---------- Record set
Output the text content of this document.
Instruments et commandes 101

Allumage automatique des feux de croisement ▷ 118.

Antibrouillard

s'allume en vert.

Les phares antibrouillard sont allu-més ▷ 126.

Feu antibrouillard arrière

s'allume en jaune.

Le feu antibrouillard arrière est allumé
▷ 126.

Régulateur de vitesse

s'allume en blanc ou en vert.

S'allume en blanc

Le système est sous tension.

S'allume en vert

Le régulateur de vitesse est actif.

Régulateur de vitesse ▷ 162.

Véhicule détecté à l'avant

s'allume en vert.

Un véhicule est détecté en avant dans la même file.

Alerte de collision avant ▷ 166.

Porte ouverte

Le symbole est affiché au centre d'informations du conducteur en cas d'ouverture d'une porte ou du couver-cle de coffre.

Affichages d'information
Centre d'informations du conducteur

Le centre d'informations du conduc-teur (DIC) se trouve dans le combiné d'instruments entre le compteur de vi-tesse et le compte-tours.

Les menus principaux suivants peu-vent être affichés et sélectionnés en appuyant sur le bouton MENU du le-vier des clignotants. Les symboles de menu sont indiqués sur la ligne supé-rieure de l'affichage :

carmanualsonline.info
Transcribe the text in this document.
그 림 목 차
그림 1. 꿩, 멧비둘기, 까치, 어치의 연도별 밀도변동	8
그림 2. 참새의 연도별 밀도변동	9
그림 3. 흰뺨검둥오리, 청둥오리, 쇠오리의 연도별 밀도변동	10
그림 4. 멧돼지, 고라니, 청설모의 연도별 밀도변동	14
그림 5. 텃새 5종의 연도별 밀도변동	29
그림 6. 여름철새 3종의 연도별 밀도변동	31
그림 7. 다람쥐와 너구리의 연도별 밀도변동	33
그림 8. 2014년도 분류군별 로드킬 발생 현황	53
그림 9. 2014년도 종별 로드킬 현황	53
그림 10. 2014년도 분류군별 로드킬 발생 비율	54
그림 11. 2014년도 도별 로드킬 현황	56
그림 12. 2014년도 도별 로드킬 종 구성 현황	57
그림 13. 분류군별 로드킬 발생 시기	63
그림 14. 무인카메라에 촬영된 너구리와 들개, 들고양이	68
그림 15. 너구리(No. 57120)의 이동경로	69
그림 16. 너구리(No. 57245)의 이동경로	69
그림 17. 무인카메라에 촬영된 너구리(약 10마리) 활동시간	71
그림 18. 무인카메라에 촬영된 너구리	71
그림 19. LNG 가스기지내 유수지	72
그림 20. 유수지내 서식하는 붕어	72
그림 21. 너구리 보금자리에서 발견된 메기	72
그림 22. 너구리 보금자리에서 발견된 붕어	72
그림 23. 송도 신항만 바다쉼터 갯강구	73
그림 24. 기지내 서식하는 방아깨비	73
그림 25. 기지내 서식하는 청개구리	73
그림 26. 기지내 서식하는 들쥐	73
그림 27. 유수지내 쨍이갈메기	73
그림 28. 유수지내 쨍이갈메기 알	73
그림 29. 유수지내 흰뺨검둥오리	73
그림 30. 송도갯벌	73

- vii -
--------------------
**What to do:** Go through the records and print each one exactly.

**Response:**
Output the text content of this document.
Instruments et commandes 101

Allumage automatique des feux de croisement ▷ 118.

Antibrouillard

s'allume en vert.

Les phares antibrouillard sont allu-més ▷ 126.

Feu antibrouillard arrière

s'allume en jaune.

Le feu antibrouillard arrière est allumé
▷ 126.

Régulateur de vitesse

s'allume en blanc ou en vert.

S'allume en blanc

Le système est sous tension.

S'allume en vert

Le régulateur de vitesse est actif.

Régulateur de vitesse ▷ 162.

Véhicule détecté à l'avant

s'allume en vert.

Un véhicule est détecté en avant dans la même file.

Alerte de collision avant ▷ 166.

Porte ouverte

Le symbole est affiché au centre d'informations du conducteur en cas d'ouverture d'une porte ou du couver-cle de coffre.

Affichages d'information
Centre d'informations du conducteur

Le centre d'informations du conduc-teur (DIC) se trouve dans le combiné d'instruments entre le compteur de vi-tesse et le compte-tours.

Les menus principaux suivants peu-vent être affichés et sélectionnés en appuyant sur le bouton MENU du le-vier des clignotants. Les symboles de menu sont indiqués sur la ligne supé-rieure de l'affichage :

carmanualsonline.info
Transcribe the text in this document.
그 림 목 차
그림 1. 꿩, 멧비둘기, 까치, 어치의 연도별 밀도변동	8
그림 2. 참새의 연도별 밀도변동	9
그림 3. 흰뺨검둥오리, 청둥오리, 쇠오리의 연도별 밀도변동	10
그림 4. 멧돼지, 고라니, 청설모의 연도별 밀도변동	14
그림 5. 텃새 5종의 연도별 밀도변동	29
그림 6. 여름철새 3종의 연도별 밀도변동	31
그림 7. 다람쥐와 너구리의 연도별 밀도변동	33
그림 8. 2014년도 분류군별 로드킬 발생 현황	53
그림 9. 2014년도 종별 로드킬 현황	53
그림 10. 2014년도 분류군별 로드킬 발생 비율	54
그림 11. 2014년도 도별 로드킬 현황	56
그림 12. 2014년도 도별 로드킬 종 구성 현황	57
그림 13. 분류군별 로드킬 발생 시기	63
그림 14. 무인카메라에 촬영된 너구리와 들개, 들고양이	68
그림 15. 너구리(No. 57120)의 이동경로	69
그림 16. 너구리(No. 57245)의 이동경로	69
그림 17. 무인카메라에 촬영된 너구리(약 10마리) 활동시간	71
그림 18. 무인카메라에 촬영된 너구리	71
그림 19. LNG 가스기지내 유수지	72
그림 20. 유수지내 서식하는 붕어	72
그림 21. 너구리 보금자리에서 발견된 메기	72
그림 22. 너구리 보금자리에서 발견된 붕어	72
그림 23. 송도 신항만 바다쉼터 갯강구	73
그림 24. 기지내 서식하는 방아깨비	73
그림 25. 기지내 서식하는 청개구리	73
그림 26. 기지내 서식하는 들쥐	73
그림 27. 유수지내 쨍이갈메기	73
그림 28. 유수지내 쨍이갈메기 알	73
그림 29. 유수지내 흰뺨검둥오리	73
그림 30. 송도갯벌	73

- vii -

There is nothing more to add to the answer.